Items from a figure collection:

============================================================

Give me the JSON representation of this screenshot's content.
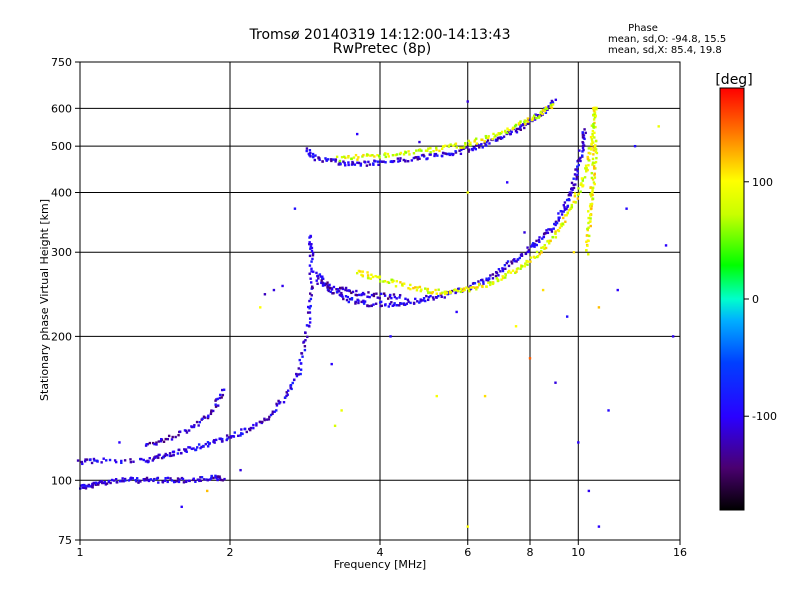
{
  "chart_data": {
    "type": "scatter",
    "title": "Tromsø 20140319 14:12:00-14:13:43",
    "subtitle": "RwPretec (8p)",
    "xlabel": "Frequency [MHz]",
    "ylabel": "Stationary phase Virtual Height [km]",
    "x_scale": "log",
    "y_scale": "log",
    "xlim": [
      1,
      16
    ],
    "ylim": [
      75,
      750
    ],
    "xticks": [
      1,
      2,
      4,
      6,
      8,
      10,
      16
    ],
    "yticks": [
      75,
      100,
      200,
      300,
      400,
      500,
      600,
      750
    ],
    "grid": true,
    "stats": {
      "heading": "Phase",
      "line_o": "mean, sd,O: -94.8, 15.5",
      "line_x": "mean, sd,X: 85.4, 19.8"
    },
    "colorbar": {
      "label": "[deg]",
      "range": [
        -180,
        180
      ],
      "ticks": [
        100,
        0,
        -100
      ]
    },
    "traces": [
      {
        "kind": "E-layer low",
        "phase": -110,
        "points": [
          [
            1.0,
            97
          ],
          [
            1.05,
            97
          ],
          [
            1.1,
            99
          ],
          [
            1.2,
            100
          ],
          [
            1.3,
            100
          ],
          [
            1.4,
            100
          ],
          [
            1.55,
            100
          ],
          [
            1.7,
            100
          ],
          [
            1.85,
            101
          ],
          [
            1.95,
            101
          ]
        ]
      },
      {
        "kind": "F1 O-mode rise",
        "phase": -105,
        "points": [
          [
            1.0,
            109
          ],
          [
            1.1,
            110
          ],
          [
            1.35,
            110
          ],
          [
            1.45,
            112
          ],
          [
            1.55,
            114
          ],
          [
            1.7,
            117
          ],
          [
            1.85,
            120
          ],
          [
            2.0,
            123
          ],
          [
            2.2,
            128
          ],
          [
            2.4,
            136
          ],
          [
            2.6,
            150
          ],
          [
            2.75,
            168
          ],
          [
            2.85,
            200
          ],
          [
            2.9,
            240
          ],
          [
            2.92,
            290
          ],
          [
            2.9,
            330
          ]
        ]
      },
      {
        "kind": "F1 upper branch",
        "phase": -115,
        "points": [
          [
            1.35,
            118
          ],
          [
            1.5,
            122
          ],
          [
            1.7,
            130
          ],
          [
            1.85,
            140
          ],
          [
            1.95,
            155
          ]
        ]
      },
      {
        "kind": "F2 O-mode trace",
        "phase": -105,
        "points": [
          [
            3.0,
            270
          ],
          [
            3.1,
            255
          ],
          [
            3.3,
            245
          ],
          [
            3.5,
            238
          ],
          [
            3.8,
            234
          ],
          [
            4.2,
            233
          ],
          [
            4.6,
            236
          ],
          [
            5.0,
            240
          ],
          [
            5.5,
            245
          ],
          [
            6.0,
            252
          ],
          [
            6.5,
            262
          ],
          [
            7.0,
            275
          ],
          [
            7.5,
            290
          ],
          [
            8.0,
            305
          ],
          [
            8.5,
            322
          ],
          [
            9.0,
            345
          ],
          [
            9.4,
            372
          ],
          [
            9.7,
            405
          ],
          [
            10.0,
            450
          ],
          [
            10.2,
            500
          ],
          [
            10.3,
            540
          ]
        ]
      },
      {
        "kind": "F2 echo band",
        "phase": -120,
        "points": [
          [
            3.0,
            260
          ],
          [
            3.3,
            252
          ],
          [
            3.6,
            246
          ],
          [
            4.0,
            243
          ],
          [
            4.5,
            242
          ]
        ]
      },
      {
        "kind": "F2 X-mode trace",
        "phase": 90,
        "points": [
          [
            3.6,
            272
          ],
          [
            3.9,
            266
          ],
          [
            4.3,
            258
          ],
          [
            4.8,
            251
          ],
          [
            5.3,
            248
          ],
          [
            5.8,
            249
          ],
          [
            6.4,
            255
          ],
          [
            7.0,
            265
          ],
          [
            7.6,
            278
          ],
          [
            8.2,
            295
          ],
          [
            8.8,
            318
          ],
          [
            9.3,
            345
          ],
          [
            9.8,
            380
          ],
          [
            10.2,
            425
          ],
          [
            10.5,
            475
          ],
          [
            10.7,
            530
          ],
          [
            10.8,
            580
          ],
          [
            10.8,
            610
          ]
        ]
      },
      {
        "kind": "F2 X-mode right",
        "phase": 95,
        "points": [
          [
            10.4,
            300
          ],
          [
            10.5,
            340
          ],
          [
            10.6,
            380
          ],
          [
            10.7,
            420
          ],
          [
            10.8,
            470
          ],
          [
            10.8,
            520
          ]
        ]
      },
      {
        "kind": "Multiple echo O",
        "phase": -110,
        "points": [
          [
            2.85,
            490
          ],
          [
            3.0,
            470
          ],
          [
            3.3,
            462
          ],
          [
            3.6,
            460
          ],
          [
            4.0,
            462
          ],
          [
            4.5,
            468
          ],
          [
            5.0,
            475
          ],
          [
            5.5,
            482
          ],
          [
            6.0,
            492
          ],
          [
            6.5,
            505
          ],
          [
            7.0,
            522
          ],
          [
            7.5,
            540
          ],
          [
            8.0,
            565
          ],
          [
            8.5,
            590
          ],
          [
            9.0,
            620
          ]
        ]
      },
      {
        "kind": "Multiple echo X",
        "phase": 85,
        "points": [
          [
            3.3,
            470
          ],
          [
            3.7,
            475
          ],
          [
            4.2,
            480
          ],
          [
            4.8,
            487
          ],
          [
            5.4,
            495
          ],
          [
            6.0,
            505
          ],
          [
            6.6,
            520
          ],
          [
            7.2,
            540
          ],
          [
            7.8,
            560
          ],
          [
            8.4,
            585
          ],
          [
            9.0,
            610
          ]
        ]
      }
    ],
    "scatter": [
      {
        "x": 2.35,
        "y": 245,
        "phase": -120
      },
      {
        "x": 2.45,
        "y": 250,
        "phase": -110
      },
      {
        "x": 2.55,
        "y": 255,
        "phase": -105
      },
      {
        "x": 2.3,
        "y": 230,
        "phase": 100
      },
      {
        "x": 3.25,
        "y": 130,
        "phase": 80
      },
      {
        "x": 3.35,
        "y": 140,
        "phase": 90
      },
      {
        "x": 3.2,
        "y": 175,
        "phase": -100
      },
      {
        "x": 1.2,
        "y": 120,
        "phase": -100
      },
      {
        "x": 1.8,
        "y": 95,
        "phase": 120
      },
      {
        "x": 2.7,
        "y": 370,
        "phase": -90
      },
      {
        "x": 6.0,
        "y": 620,
        "phase": -110
      },
      {
        "x": 6.0,
        "y": 400,
        "phase": 95
      },
      {
        "x": 7.2,
        "y": 420,
        "phase": -100
      },
      {
        "x": 7.5,
        "y": 210,
        "phase": 100
      },
      {
        "x": 8.0,
        "y": 180,
        "phase": 150
      },
      {
        "x": 9.0,
        "y": 160,
        "phase": -110
      },
      {
        "x": 10.0,
        "y": 120,
        "phase": -100
      },
      {
        "x": 11.5,
        "y": 140,
        "phase": -95
      },
      {
        "x": 12.0,
        "y": 250,
        "phase": -100
      },
      {
        "x": 13.0,
        "y": 500,
        "phase": -90
      },
      {
        "x": 14.5,
        "y": 550,
        "phase": 90
      },
      {
        "x": 15.0,
        "y": 310,
        "phase": -100
      },
      {
        "x": 15.5,
        "y": 200,
        "phase": -105
      },
      {
        "x": 11.0,
        "y": 230,
        "phase": 120
      },
      {
        "x": 11.0,
        "y": 80,
        "phase": -100
      },
      {
        "x": 10.5,
        "y": 95,
        "phase": -105
      },
      {
        "x": 6.0,
        "y": 80,
        "phase": 100
      },
      {
        "x": 6.5,
        "y": 150,
        "phase": 110
      },
      {
        "x": 4.2,
        "y": 200,
        "phase": -95
      },
      {
        "x": 5.2,
        "y": 150,
        "phase": 95
      },
      {
        "x": 1.6,
        "y": 88,
        "phase": -100
      },
      {
        "x": 2.1,
        "y": 105,
        "phase": -110
      },
      {
        "x": 5.7,
        "y": 225,
        "phase": -100
      },
      {
        "x": 9.5,
        "y": 220,
        "phase": -90
      },
      {
        "x": 8.5,
        "y": 250,
        "phase": 110
      },
      {
        "x": 7.8,
        "y": 330,
        "phase": -110
      },
      {
        "x": 12.5,
        "y": 370,
        "phase": -95
      },
      {
        "x": 3.6,
        "y": 530,
        "phase": -100
      },
      {
        "x": 4.8,
        "y": 510,
        "phase": -110
      },
      {
        "x": 9.8,
        "y": 300,
        "phase": 110
      }
    ]
  }
}
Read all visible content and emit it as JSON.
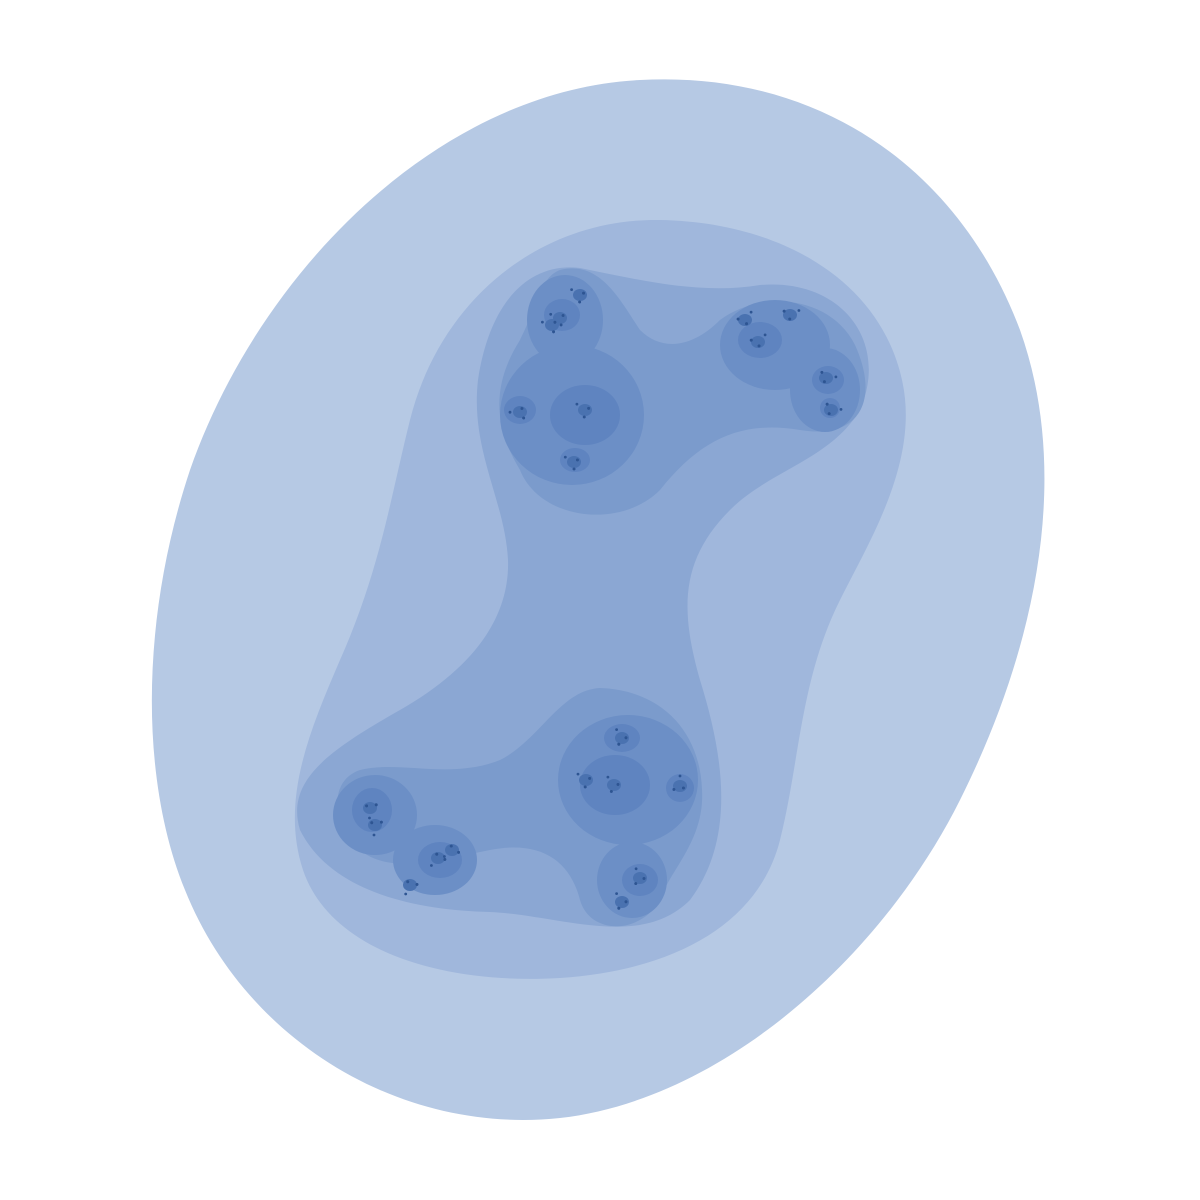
{
  "image": {
    "subject": "julia-set-level-sets",
    "palette": {
      "background": "#ffffff",
      "level_1": "#b6c9e4",
      "level_2": "#a0b7dc",
      "level_3": "#8ba7d3",
      "level_4": "#7b9bcc",
      "level_5": "#6c8fc6",
      "level_6": "#5f84c0",
      "core": "#4a72b0",
      "dot": "#2e5592"
    }
  }
}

============================================================

Your task is to quote exactly the lines from the one with "Read all visible content and emit it as JSON." through the end of the material, both included, without reproducing any pictures.

**Finished task**
Read all visible content and emit it as JSON.
{
  "image": {
    "subject": "julia-set-level-sets",
    "palette": {
      "background": "#ffffff",
      "level_1": "#b6c9e4",
      "level_2": "#a0b7dc",
      "level_3": "#8ba7d3",
      "level_4": "#7b9bcc",
      "level_5": "#6c8fc6",
      "level_6": "#5f84c0",
      "core": "#4a72b0",
      "dot": "#2e5592"
    }
  }
}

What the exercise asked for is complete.